--- Start of TEXT SHOWN ---
Training

HDP Analyst: Data Science

Overview: Learn Data Science techniques and best practices leveraging the Hadoop ecosystem and tools.

Duration: Two Days - Sunday, June 26 - Monday, June 27

Objectives:

  • Recognize use cases for data science
  • Describe the architecture of Hadoop and YARN
  • Explain the differences between supervised and unsupervised learning
  • List the six machine learning tasks
  • Recognize use cases for clustering, outlier detection, affinity analysis, classification, regression, and recommendation
  • Use Mahout to run a machine learning algorithm on Hadoop 
  • Write Pig scripts to transform data on Hadoop
  • Use Pig to prepare data for a machine learning algorithm
  • Write a Python script 
  • Use NumPy to analyze big data
  • Use the data structure classes in the pandas library
  • Write a Python script that invokes a SciPy machine learning algorithm
  • Explain the options for running Python code on a Hadoop cluster
  • Write a Pig User Defined Function in Python
  • Use Pig streaming on Hadoop with a Python script
  • Write a Python script that invokes a scikit-­-learn machine learning algorithm
  • Use the k-­-nearest neighbor algorithm to predict values based on a data set
  • Run the k-­-means clustering algorithm on a distributed data set on Hadoop
  • Describe use cases for Natural Language Processing (NLP)
--- End of TEXT SHOWN ---
--- Start of SUPPLIED ENTRIES ---
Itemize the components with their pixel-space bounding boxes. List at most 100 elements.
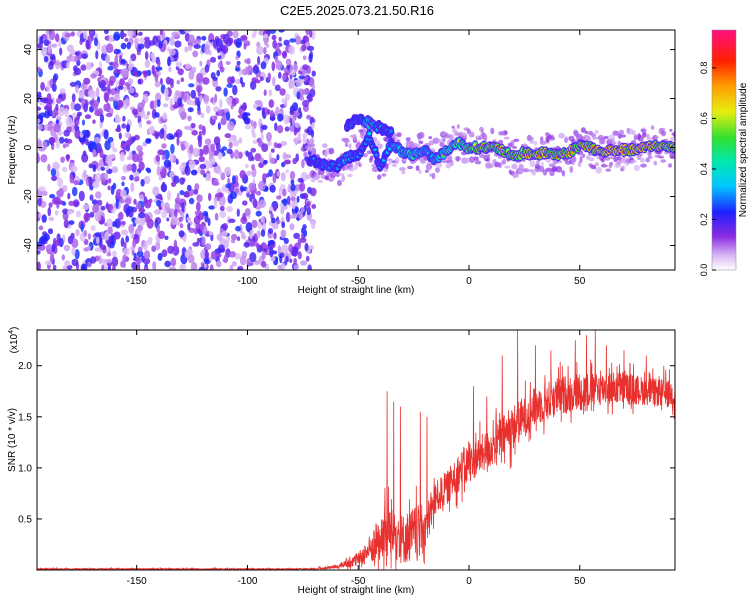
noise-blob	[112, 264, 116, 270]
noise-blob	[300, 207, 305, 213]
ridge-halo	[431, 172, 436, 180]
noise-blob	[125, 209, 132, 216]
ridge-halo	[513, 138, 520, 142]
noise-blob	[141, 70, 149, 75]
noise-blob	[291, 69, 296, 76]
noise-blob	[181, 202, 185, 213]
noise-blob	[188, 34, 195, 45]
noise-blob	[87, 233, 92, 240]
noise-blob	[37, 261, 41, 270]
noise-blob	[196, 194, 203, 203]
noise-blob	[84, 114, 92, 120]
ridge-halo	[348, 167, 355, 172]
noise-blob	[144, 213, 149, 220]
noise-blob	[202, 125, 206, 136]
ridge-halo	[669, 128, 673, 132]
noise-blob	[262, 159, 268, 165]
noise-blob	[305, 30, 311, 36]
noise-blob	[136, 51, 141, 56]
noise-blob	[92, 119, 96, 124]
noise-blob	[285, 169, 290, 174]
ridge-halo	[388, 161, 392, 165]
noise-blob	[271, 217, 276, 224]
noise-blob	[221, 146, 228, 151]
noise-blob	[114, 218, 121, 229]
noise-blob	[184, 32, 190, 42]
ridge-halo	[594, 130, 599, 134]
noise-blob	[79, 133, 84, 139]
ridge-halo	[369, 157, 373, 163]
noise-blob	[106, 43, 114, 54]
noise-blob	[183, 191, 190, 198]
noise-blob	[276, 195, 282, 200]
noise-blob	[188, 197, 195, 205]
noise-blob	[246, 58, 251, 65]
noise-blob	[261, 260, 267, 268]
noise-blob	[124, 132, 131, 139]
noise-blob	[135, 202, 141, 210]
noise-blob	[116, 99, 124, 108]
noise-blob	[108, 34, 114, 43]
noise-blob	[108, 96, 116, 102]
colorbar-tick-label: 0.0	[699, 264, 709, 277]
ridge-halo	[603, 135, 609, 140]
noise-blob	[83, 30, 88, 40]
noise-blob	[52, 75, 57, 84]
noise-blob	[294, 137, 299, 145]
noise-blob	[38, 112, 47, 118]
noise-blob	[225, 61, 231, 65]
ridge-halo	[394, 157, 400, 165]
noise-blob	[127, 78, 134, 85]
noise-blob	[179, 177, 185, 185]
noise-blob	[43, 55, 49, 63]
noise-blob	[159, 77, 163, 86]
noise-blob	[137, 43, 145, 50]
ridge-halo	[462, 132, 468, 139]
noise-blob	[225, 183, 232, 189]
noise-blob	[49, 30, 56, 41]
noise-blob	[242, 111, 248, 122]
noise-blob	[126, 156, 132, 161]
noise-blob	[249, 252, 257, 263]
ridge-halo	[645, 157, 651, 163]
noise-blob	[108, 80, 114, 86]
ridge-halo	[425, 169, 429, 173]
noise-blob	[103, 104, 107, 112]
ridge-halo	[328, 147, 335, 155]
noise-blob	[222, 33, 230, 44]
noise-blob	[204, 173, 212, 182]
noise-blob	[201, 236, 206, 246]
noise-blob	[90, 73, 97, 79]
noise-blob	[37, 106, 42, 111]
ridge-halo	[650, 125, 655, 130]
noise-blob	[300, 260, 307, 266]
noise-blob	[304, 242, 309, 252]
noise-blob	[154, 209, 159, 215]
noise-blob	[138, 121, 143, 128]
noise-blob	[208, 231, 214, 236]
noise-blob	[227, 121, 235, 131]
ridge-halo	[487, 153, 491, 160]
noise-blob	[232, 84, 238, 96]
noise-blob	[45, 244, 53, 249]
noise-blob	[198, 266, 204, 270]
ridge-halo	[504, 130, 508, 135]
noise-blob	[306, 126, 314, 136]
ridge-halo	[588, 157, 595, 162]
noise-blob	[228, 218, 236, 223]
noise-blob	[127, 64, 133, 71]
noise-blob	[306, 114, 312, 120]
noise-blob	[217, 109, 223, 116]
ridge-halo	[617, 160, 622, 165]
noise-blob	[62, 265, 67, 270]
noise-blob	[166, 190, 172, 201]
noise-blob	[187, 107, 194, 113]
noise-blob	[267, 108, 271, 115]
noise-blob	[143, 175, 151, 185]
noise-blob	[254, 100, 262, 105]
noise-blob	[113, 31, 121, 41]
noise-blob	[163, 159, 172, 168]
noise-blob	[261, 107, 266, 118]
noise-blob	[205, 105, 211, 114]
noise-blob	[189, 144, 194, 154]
--- End of SUPPLIED ENTRIES ---
* JOBS
• a. According to the course description, how long does the training last, and on which days?
• b. According to the course description, why is the k-nearest neighbor algorithm used? Answer in one to three sentences.
• c. Carry on the course description from its last line.

* ANSWER SET
• a. It lasts two days, Sunday, June 26 through Monday, June 27.

• b. The k-nearest neighbor algorithm is used to predict values based on a data set.

• c.
  • Run an NLP algorithm on a Hadoop cluster
  • Run machine learning algorithms on Hadoop using Spark MLlib

Labs:

  • Describe the architecture of Hadoop and YARN
  • Explain the differences between supervised and unsupervised learning
  • Recognize use cases for clustering, outlier detection, affinity analysis, classification, regression, and recommendation
  • Write Pig scripts to transform data on Hadoop
  • Use Pig to prepare data for a machine learning algorithm
  • Write a Python script using NumPy, Scipy, Matplotlib, Pandas, and Scikit-learn to analyze big data
  • Exercise the options for running Python code on a Hadoop cluster
  • Write a Pig User Defined Function in Python
  • Use Pig streaming on Hadoop with a Python scriptRun a Hadoop Streaming job
  • Understand some key tasks in Natural Language Processing (NLP)
  • Run an NLP algorithms on IPython
  • Run machine learning algorithms on Hadoop using Spark MLlib

Target Audience: Developers and Analysts who would like to learn more about developing data produces using Hadoop tools such as Pig and Spark and how to use common Data Science tools like python their Hadoop system.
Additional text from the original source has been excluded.